[Data entries]
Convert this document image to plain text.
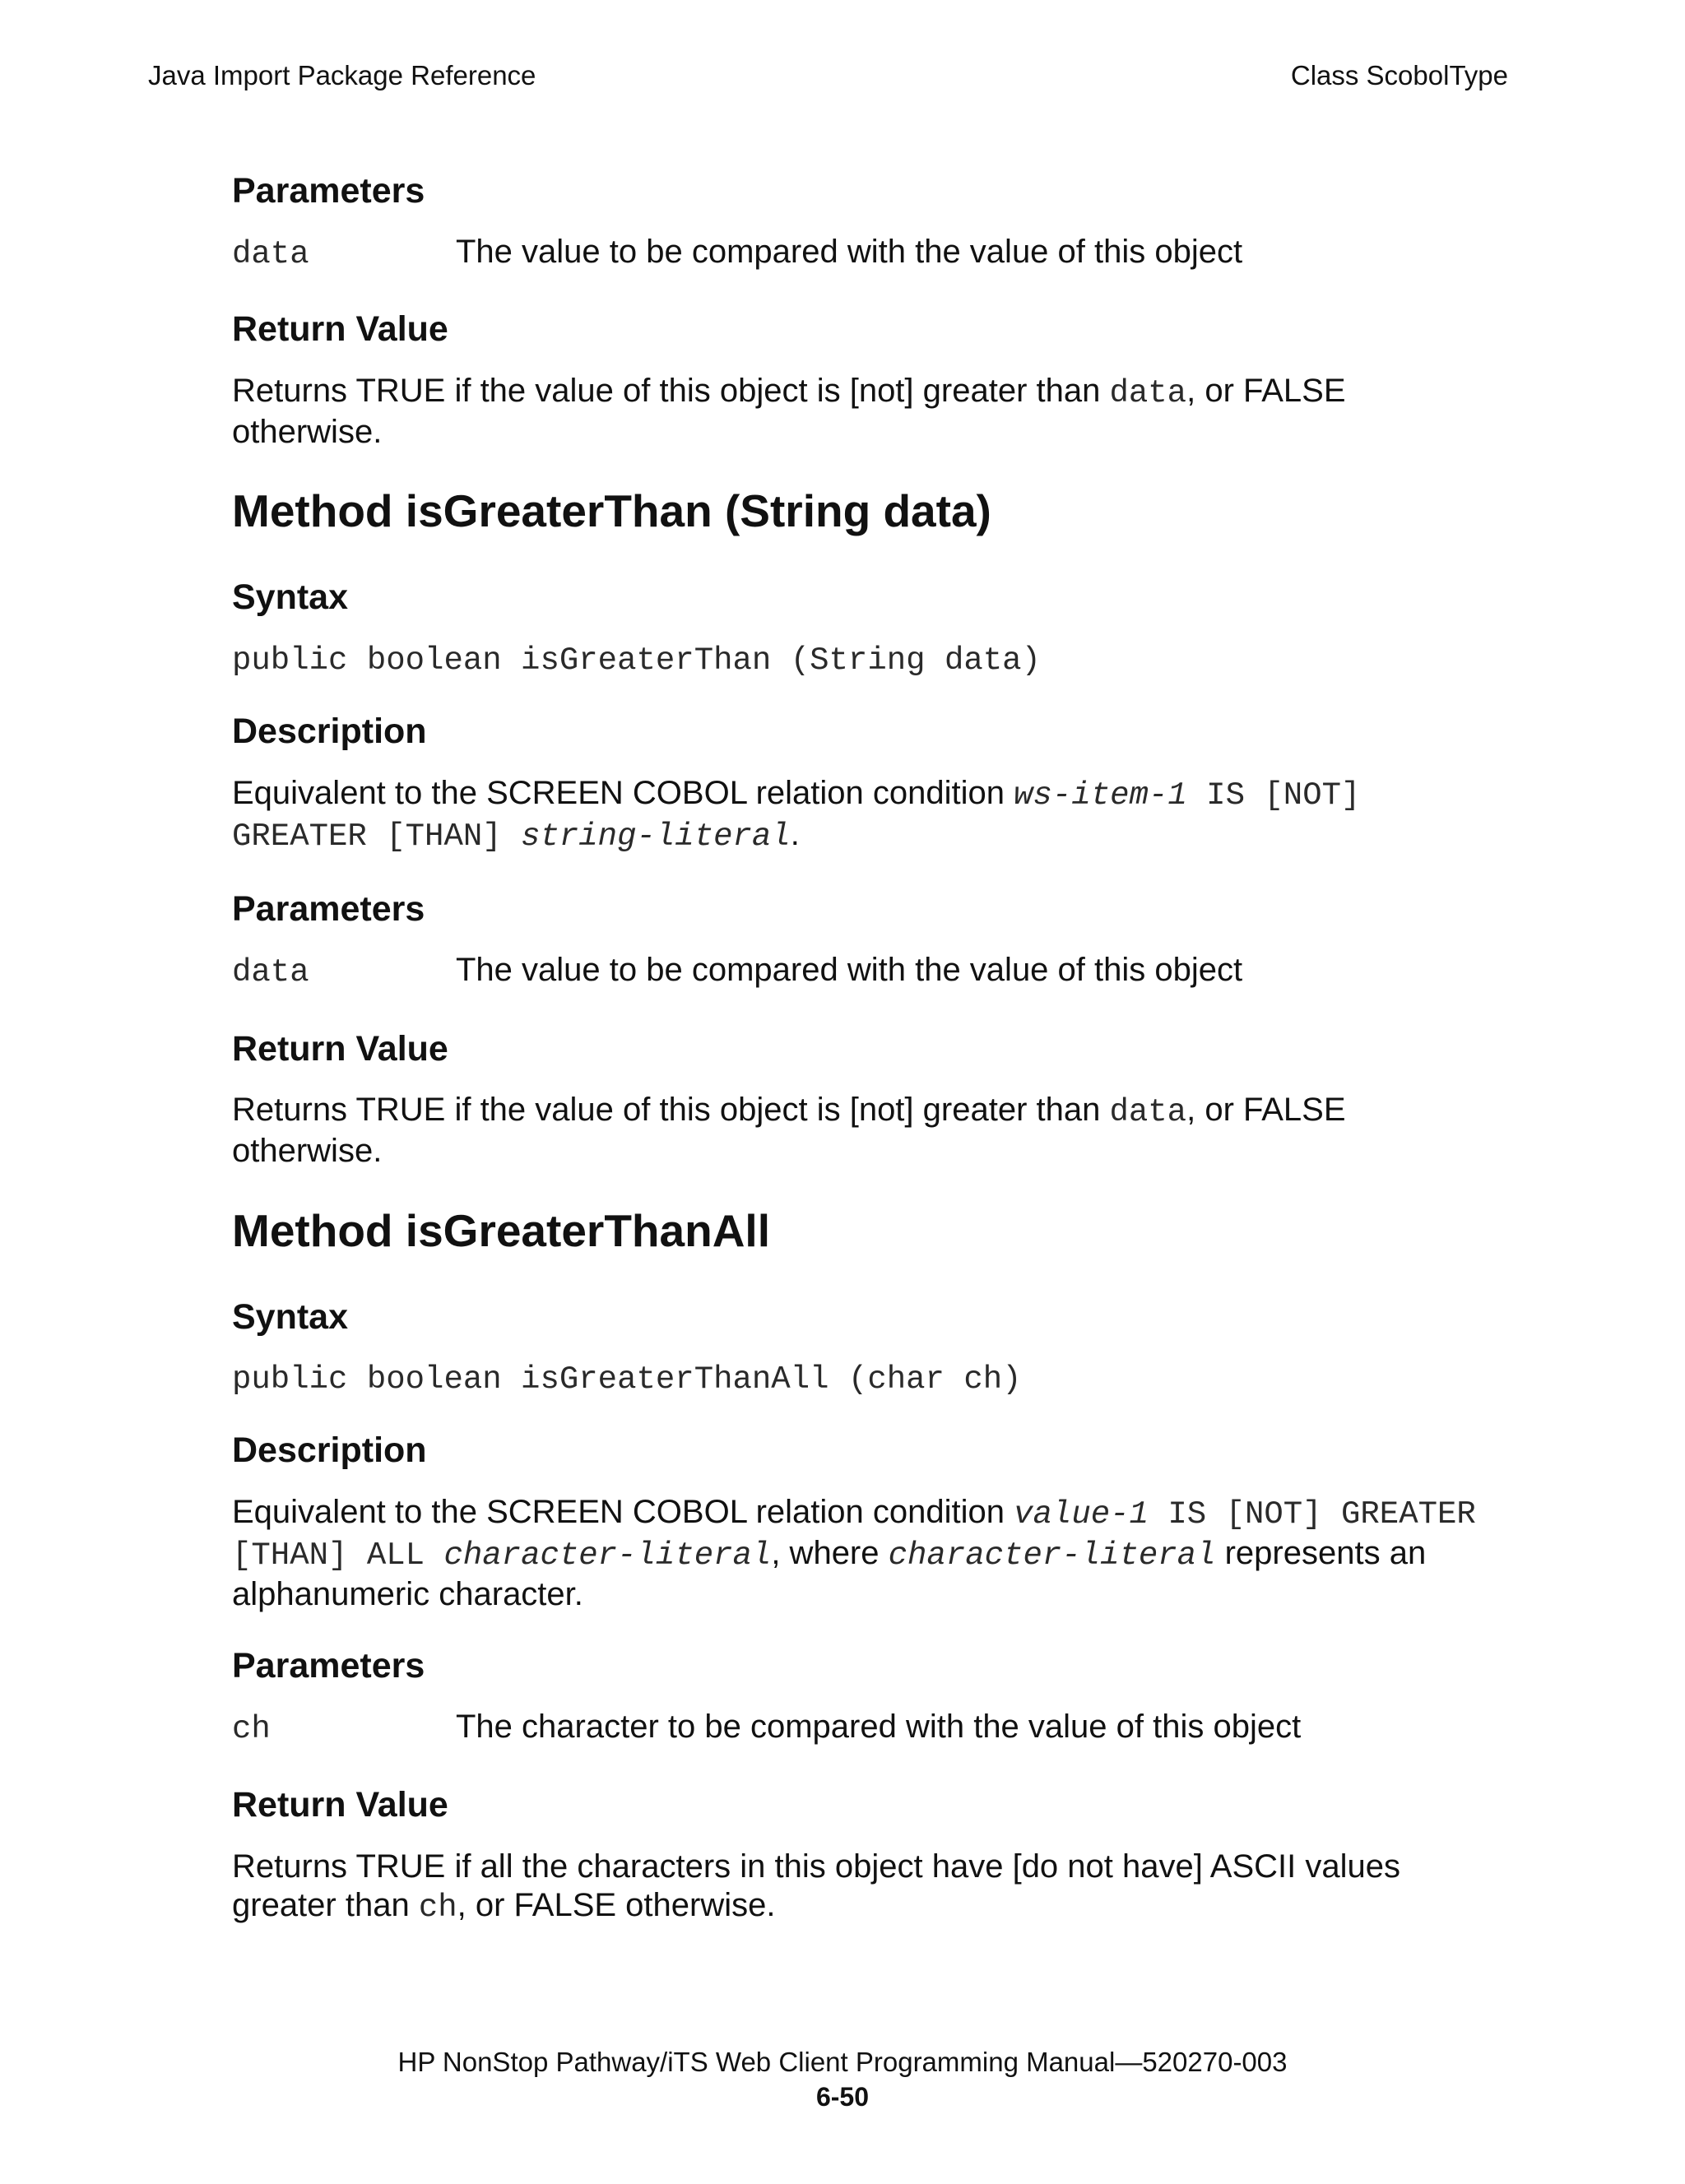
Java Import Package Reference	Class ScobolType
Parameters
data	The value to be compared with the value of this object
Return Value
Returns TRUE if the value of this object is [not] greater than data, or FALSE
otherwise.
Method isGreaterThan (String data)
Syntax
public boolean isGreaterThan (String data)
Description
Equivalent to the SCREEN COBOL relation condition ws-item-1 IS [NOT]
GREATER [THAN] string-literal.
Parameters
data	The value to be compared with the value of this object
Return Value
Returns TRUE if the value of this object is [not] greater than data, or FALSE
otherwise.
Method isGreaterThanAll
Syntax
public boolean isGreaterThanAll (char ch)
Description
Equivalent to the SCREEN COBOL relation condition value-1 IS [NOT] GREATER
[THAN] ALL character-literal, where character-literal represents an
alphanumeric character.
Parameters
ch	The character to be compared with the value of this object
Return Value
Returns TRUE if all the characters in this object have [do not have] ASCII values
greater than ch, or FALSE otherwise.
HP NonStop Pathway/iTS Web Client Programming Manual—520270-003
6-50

==

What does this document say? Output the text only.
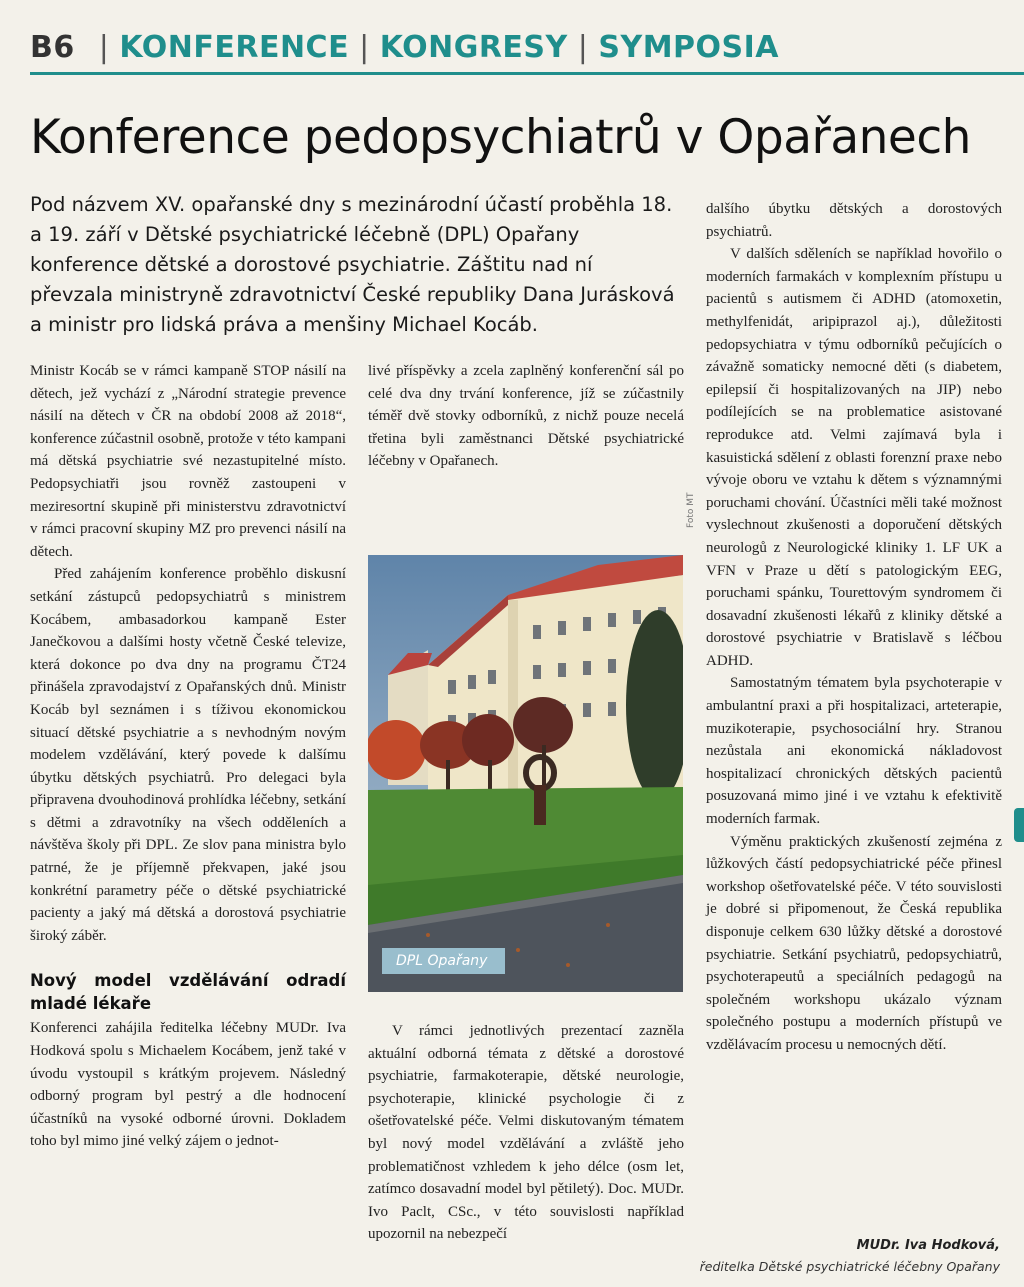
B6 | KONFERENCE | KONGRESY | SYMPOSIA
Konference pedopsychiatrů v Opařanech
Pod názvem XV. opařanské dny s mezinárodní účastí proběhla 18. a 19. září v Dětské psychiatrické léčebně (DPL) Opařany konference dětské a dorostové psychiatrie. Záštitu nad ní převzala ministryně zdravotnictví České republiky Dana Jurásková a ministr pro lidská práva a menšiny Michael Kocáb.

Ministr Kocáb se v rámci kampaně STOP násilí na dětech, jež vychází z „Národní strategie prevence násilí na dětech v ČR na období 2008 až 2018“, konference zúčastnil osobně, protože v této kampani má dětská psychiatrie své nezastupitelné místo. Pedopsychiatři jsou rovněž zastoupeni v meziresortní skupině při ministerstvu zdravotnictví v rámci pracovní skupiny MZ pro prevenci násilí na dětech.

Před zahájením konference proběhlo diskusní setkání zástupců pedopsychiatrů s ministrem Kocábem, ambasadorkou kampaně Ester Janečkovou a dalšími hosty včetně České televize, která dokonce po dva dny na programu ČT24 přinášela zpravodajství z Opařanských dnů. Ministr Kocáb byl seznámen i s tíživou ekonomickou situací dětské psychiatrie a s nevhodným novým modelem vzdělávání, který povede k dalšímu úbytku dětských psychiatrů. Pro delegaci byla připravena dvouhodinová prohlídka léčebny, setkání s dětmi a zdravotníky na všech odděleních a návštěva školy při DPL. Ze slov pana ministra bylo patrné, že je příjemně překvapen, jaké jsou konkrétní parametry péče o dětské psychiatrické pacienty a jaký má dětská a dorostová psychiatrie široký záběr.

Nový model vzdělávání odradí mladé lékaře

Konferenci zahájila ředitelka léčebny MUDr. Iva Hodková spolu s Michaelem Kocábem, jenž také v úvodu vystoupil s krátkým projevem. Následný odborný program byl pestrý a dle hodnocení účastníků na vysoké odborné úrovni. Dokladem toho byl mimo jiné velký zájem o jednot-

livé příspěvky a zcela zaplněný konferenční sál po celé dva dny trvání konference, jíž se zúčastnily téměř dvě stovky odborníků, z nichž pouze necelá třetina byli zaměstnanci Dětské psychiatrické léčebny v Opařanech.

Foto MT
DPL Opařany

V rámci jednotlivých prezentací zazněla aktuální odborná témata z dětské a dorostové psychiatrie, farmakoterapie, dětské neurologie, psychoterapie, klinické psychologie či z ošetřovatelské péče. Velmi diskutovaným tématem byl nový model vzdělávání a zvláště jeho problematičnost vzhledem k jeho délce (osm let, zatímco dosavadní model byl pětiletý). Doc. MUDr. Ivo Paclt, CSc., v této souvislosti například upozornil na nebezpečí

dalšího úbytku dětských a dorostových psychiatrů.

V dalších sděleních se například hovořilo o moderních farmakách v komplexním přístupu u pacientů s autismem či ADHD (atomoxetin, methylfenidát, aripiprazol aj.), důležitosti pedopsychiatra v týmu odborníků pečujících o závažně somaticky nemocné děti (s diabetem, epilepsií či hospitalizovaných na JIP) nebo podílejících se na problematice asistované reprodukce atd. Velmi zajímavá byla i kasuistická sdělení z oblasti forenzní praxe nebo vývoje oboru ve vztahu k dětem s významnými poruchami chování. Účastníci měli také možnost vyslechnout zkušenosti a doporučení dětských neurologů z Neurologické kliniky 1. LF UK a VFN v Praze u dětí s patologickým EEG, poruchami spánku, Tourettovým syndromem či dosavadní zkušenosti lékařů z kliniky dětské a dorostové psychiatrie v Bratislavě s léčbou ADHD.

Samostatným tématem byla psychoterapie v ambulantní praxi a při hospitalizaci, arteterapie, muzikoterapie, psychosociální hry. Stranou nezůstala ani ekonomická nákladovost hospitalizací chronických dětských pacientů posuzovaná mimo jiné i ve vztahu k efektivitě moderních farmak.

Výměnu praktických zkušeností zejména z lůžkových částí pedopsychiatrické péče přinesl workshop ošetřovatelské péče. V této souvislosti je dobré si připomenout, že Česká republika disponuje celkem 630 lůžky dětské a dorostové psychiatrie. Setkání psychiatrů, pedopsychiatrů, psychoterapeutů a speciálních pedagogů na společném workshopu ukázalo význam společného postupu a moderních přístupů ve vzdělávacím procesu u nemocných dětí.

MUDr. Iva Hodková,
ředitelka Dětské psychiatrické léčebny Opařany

(Work to complete)
Check each line of the records above for the string "document", and report every line that has it.

(Result of this task)
Convert this document image to plain text.
What does this document say? Output the text only.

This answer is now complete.